-- What you are asked to do --
Sift the listing for lines that hold the string "circle" and pull them out.

-- Working data --
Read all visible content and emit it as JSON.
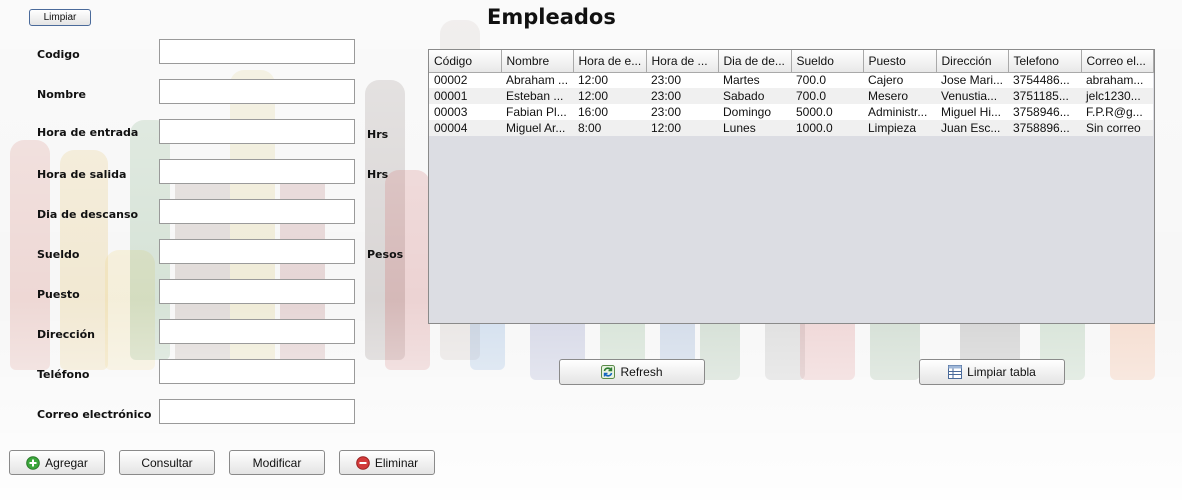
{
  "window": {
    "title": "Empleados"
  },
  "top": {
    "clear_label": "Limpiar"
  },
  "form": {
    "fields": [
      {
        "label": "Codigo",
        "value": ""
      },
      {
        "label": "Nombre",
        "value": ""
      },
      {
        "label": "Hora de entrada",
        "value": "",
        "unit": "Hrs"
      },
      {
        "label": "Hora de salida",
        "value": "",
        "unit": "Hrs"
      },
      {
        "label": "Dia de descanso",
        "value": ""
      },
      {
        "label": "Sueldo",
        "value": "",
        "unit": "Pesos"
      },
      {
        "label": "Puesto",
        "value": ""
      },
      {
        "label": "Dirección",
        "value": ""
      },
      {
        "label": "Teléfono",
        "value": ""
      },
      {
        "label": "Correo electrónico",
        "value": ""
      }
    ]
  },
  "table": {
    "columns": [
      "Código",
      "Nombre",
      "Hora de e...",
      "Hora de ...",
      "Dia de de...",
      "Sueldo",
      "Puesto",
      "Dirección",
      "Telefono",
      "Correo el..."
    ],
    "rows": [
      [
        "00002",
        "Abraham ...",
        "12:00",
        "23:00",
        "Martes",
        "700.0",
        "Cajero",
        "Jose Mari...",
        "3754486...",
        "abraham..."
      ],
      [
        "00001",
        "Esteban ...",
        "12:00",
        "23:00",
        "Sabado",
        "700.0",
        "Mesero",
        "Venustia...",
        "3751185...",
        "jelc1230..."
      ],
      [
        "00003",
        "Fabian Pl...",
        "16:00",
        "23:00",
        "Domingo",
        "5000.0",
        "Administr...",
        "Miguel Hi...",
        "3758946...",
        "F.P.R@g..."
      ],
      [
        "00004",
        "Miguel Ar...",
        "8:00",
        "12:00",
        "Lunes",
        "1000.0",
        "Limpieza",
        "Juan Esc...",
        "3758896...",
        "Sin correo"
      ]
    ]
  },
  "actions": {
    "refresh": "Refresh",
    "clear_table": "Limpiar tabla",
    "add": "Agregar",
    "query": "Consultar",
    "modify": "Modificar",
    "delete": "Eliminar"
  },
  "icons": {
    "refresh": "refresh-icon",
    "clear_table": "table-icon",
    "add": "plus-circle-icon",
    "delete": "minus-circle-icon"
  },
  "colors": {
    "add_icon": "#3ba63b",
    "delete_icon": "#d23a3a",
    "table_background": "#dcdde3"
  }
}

-- Answer in full --
    "add": "plus-circle-icon",
    "delete": "minus-circle-icon"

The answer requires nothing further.